## Exercise goal
In full and without alteration, give the listing again.

[Collected data]
<<<<

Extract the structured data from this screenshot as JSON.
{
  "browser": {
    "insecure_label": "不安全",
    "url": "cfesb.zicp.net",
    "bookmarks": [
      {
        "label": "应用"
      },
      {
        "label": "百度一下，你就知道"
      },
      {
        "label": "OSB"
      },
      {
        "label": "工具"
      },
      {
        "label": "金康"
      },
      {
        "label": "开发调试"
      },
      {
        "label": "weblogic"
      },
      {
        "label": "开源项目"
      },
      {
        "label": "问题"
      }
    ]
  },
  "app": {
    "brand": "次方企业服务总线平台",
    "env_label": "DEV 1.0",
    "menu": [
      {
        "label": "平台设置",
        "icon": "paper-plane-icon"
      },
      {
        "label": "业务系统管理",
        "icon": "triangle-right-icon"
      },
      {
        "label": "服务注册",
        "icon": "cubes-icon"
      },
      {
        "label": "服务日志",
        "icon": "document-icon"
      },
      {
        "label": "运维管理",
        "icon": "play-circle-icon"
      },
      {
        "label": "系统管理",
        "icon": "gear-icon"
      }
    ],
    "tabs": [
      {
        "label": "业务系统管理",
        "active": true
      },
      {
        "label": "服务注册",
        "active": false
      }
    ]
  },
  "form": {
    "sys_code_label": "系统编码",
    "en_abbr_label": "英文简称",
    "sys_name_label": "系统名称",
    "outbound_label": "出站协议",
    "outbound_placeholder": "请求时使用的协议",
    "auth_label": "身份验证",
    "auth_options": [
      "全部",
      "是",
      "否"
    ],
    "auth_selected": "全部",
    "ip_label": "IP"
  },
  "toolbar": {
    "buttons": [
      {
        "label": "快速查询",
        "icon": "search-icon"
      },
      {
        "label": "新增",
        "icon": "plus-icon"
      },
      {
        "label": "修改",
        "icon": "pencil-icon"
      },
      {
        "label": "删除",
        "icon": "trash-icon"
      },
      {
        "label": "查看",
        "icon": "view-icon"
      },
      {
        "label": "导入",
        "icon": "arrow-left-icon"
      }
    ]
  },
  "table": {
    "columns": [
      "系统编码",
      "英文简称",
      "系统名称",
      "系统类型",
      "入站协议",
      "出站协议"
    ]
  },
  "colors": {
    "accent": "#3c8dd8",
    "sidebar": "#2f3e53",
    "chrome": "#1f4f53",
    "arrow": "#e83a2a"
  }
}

>>>>

## Result for this exercise
Extract the structured data from this screenshot as JSON.
{
  "browser": {
    "insecure_label": "不安全",
    "url": "cfesb.zicp.net",
    "bookmarks": [
      {
        "label": "应用"
      },
      {
        "label": "百度一下，你就知道"
      },
      {
        "label": "OSB"
      },
      {
        "label": "工具"
      },
      {
        "label": "金康"
      },
      {
        "label": "开发调试"
      },
      {
        "label": "weblogic"
      },
      {
        "label": "开源项目"
      },
      {
        "label": "问题"
      }
    ]
  },
  "app": {
    "brand": "次方企业服务总线平台",
    "env_label": "DEV 1.0",
    "menu": [
      {
        "label": "平台设置",
        "icon": "paper-plane-icon"
      },
      {
        "label": "业务系统管理",
        "icon": "triangle-right-icon"
      },
      {
        "label": "服务注册",
        "icon": "cubes-icon"
      },
      {
        "label": "服务日志",
        "icon": "document-icon"
      },
      {
        "label": "运维管理",
        "icon": "play-circle-icon"
      },
      {
        "label": "系统管理",
        "icon": "gear-icon"
      }
    ],
    "tabs": [
      {
        "label": "业务系统管理",
        "active": true
      },
      {
        "label": "服务注册",
        "active": false
      }
    ]
  },
  "form": {
    "sys_code_label": "系统编码",
    "en_abbr_label": "英文简称",
    "sys_name_label": "系统名称",
    "outbound_label": "出站协议",
    "outbound_placeholder": "请求时使用的协议",
    "auth_label": "身份验证",
    "auth_options": [
      "全部",
      "是",
      "否"
    ],
    "auth_selected": "全部",
    "ip_label": "IP"
  },
  "toolbar": {
    "buttons": [
      {
        "label": "快速查询",
        "icon": "search-icon"
      },
      {
        "label": "新增",
        "icon": "plus-icon"
      },
      {
        "label": "修改",
        "icon": "pencil-icon"
      },
      {
        "label": "删除",
        "icon": "trash-icon"
      },
      {
        "label": "查看",
        "icon": "view-icon"
      },
      {
        "label": "导入",
        "icon": "arrow-left-icon"
      }
    ]
  },
  "table": {
    "columns": [
      "系统编码",
      "英文简称",
      "系统名称",
      "系统类型",
      "入站协议",
      "出站协议"
    ]
  },
  "colors": {
    "accent": "#3c8dd8",
    "sidebar": "#2f3e53",
    "chrome": "#1f4f53",
    "arrow": "#e83a2a"
  }
}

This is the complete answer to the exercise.